EXERCISE MATERIALS:
──────────────────────────────

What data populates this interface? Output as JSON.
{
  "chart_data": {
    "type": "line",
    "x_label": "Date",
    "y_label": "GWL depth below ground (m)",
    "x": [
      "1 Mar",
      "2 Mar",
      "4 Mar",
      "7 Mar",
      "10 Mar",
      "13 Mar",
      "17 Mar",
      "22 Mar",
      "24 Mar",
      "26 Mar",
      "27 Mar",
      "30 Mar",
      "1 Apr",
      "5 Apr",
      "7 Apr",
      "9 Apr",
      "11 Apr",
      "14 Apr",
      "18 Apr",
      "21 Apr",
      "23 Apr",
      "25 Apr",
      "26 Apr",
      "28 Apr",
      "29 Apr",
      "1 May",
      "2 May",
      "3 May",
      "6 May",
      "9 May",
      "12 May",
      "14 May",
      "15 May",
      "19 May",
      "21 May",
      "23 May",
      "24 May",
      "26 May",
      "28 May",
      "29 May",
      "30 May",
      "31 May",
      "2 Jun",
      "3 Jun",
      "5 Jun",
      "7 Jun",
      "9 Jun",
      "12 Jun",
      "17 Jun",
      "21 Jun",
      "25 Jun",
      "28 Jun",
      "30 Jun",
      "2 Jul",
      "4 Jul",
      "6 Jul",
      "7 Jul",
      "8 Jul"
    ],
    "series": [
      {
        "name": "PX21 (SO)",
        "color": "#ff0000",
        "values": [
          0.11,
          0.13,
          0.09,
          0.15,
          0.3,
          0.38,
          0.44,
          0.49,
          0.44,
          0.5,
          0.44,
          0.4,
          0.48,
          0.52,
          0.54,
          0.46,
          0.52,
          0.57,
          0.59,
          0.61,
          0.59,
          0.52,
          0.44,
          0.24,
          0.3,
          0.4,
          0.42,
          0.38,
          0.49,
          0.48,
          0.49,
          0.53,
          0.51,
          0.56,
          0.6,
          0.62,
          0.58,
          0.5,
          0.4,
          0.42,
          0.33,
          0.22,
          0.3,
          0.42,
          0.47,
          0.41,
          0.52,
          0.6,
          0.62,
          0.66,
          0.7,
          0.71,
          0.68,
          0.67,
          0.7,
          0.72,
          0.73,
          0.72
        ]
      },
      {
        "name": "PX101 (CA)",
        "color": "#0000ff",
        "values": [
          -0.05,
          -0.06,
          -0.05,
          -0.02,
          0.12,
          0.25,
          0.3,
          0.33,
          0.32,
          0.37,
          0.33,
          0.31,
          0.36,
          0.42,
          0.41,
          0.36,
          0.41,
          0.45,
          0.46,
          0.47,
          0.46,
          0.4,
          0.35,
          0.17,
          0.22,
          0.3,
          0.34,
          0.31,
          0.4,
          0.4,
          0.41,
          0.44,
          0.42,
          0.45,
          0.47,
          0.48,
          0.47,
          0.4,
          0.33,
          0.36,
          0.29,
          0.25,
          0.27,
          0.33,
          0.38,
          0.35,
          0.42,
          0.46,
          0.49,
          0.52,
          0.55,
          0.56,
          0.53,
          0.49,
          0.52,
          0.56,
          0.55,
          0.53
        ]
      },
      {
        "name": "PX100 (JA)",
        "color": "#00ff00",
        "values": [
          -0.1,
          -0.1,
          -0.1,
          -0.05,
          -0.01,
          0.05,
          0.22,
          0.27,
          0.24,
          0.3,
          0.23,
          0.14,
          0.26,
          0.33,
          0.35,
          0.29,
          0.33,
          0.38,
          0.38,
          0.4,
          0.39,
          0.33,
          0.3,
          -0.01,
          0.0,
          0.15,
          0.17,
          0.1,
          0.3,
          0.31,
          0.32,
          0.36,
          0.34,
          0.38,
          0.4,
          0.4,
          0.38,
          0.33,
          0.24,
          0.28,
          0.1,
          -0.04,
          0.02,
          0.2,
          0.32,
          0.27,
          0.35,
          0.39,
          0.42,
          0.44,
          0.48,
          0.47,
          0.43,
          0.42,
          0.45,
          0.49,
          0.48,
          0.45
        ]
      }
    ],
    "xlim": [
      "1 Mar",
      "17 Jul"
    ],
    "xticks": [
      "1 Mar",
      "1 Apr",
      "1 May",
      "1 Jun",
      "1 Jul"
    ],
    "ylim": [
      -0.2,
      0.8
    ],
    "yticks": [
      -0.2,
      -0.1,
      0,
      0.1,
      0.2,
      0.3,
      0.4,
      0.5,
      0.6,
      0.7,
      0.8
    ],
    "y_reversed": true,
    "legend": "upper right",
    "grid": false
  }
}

──────────────────────────────

WHAT IS EXPECTED: Exact output of every entry is required.

OUTPUT BELOW:
What data populates this interface? Output as JSON.
{
  "chart_data": {
    "type": "line",
    "x_label": "Date",
    "y_label": "GWL depth below ground (m)",
    "x": [
      "1 Mar",
      "2 Mar",
      "4 Mar",
      "7 Mar",
      "10 Mar",
      "13 Mar",
      "17 Mar",
      "22 Mar",
      "24 Mar",
      "26 Mar",
      "27 Mar",
      "30 Mar",
      "1 Apr",
      "5 Apr",
      "7 Apr",
      "9 Apr",
      "11 Apr",
      "14 Apr",
      "18 Apr",
      "21 Apr",
      "23 Apr",
      "25 Apr",
      "26 Apr",
      "28 Apr",
      "29 Apr",
      "1 May",
      "2 May",
      "3 May",
      "6 May",
      "9 May",
      "12 May",
      "14 May",
      "15 May",
      "19 May",
      "21 May",
      "23 May",
      "24 May",
      "26 May",
      "28 May",
      "29 May",
      "30 May",
      "31 May",
      "2 Jun",
      "3 Jun",
      "5 Jun",
      "7 Jun",
      "9 Jun",
      "12 Jun",
      "17 Jun",
      "21 Jun",
      "25 Jun",
      "28 Jun",
      "30 Jun",
      "2 Jul",
      "4 Jul",
      "6 Jul",
      "7 Jul",
      "8 Jul"
    ],
    "series": [
      {
        "name": "PX21 (SO)",
        "color": "#ff0000",
        "values": [
          0.11,
          0.13,
          0.09,
          0.15,
          0.3,
          0.38,
          0.44,
          0.49,
          0.44,
          0.5,
          0.44,
          0.4,
          0.48,
          0.52,
          0.54,
          0.46,
          0.52,
          0.57,
          0.59,
          0.61,
          0.59,
          0.52,
          0.44,
          0.24,
          0.3,
          0.4,
          0.42,
          0.38,
          0.49,
          0.48,
          0.49,
          0.53,
          0.51,
          0.56,
          0.6,
          0.62,
          0.58,
          0.5,
          0.4,
          0.42,
          0.33,
          0.22,
          0.3,
          0.42,
          0.47,
          0.41,
          0.52,
          0.6,
          0.62,
          0.66,
          0.7,
          0.71,
          0.68,
          0.67,
          0.7,
          0.72,
          0.73,
          0.72
        ]
      },
      {
        "name": "PX101 (CA)",
        "color": "#0000ff",
        "values": [
          -0.05,
          -0.06,
          -0.05,
          -0.02,
          0.12,
          0.25,
          0.3,
          0.33,
          0.32,
          0.37,
          0.33,
          0.31,
          0.36,
          0.42,
          0.41,
          0.36,
          0.41,
          0.45,
          0.46,
          0.47,
          0.46,
          0.4,
          0.35,
          0.17,
          0.22,
          0.3,
          0.34,
          0.31,
          0.4,
          0.4,
          0.41,
          0.44,
          0.42,
          0.45,
          0.47,
          0.48,
          0.47,
          0.4,
          0.33,
          0.36,
          0.29,
          0.25,
          0.27,
          0.33,
          0.38,
          0.35,
          0.42,
          0.46,
          0.49,
          0.52,
          0.55,
          0.56,
          0.53,
          0.49,
          0.52,
          0.56,
          0.55,
          0.53
        ]
      },
      {
        "name": "PX100 (JA)",
        "color": "#00ff00",
        "values": [
          -0.1,
          -0.1,
          -0.1,
          -0.05,
          -0.01,
          0.05,
          0.22,
          0.27,
          0.24,
          0.3,
          0.23,
          0.14,
          0.26,
          0.33,
          0.35,
          0.29,
          0.33,
          0.38,
          0.38,
          0.4,
          0.39,
          0.33,
          0.3,
          -0.01,
          0.0,
          0.15,
          0.17,
          0.1,
          0.3,
          0.31,
          0.32,
          0.36,
          0.34,
          0.38,
          0.4,
          0.4,
          0.38,
          0.33,
          0.24,
          0.28,
          0.1,
          -0.04,
          0.02,
          0.2,
          0.32,
          0.27,
          0.35,
          0.39,
          0.42,
          0.44,
          0.48,
          0.47,
          0.43,
          0.42,
          0.45,
          0.49,
          0.48,
          0.45
        ]
      }
    ],
    "xlim": [
      "1 Mar",
      "17 Jul"
    ],
    "xticks": [
      "1 Mar",
      "1 Apr",
      "1 May",
      "1 Jun",
      "1 Jul"
    ],
    "ylim": [
      -0.2,
      0.8
    ],
    "yticks": [
      -0.2,
      -0.1,
      0,
      0.1,
      0.2,
      0.3,
      0.4,
      0.5,
      0.6,
      0.7,
      0.8
    ],
    "y_reversed": true,
    "legend": "upper right",
    "grid": false
  }
}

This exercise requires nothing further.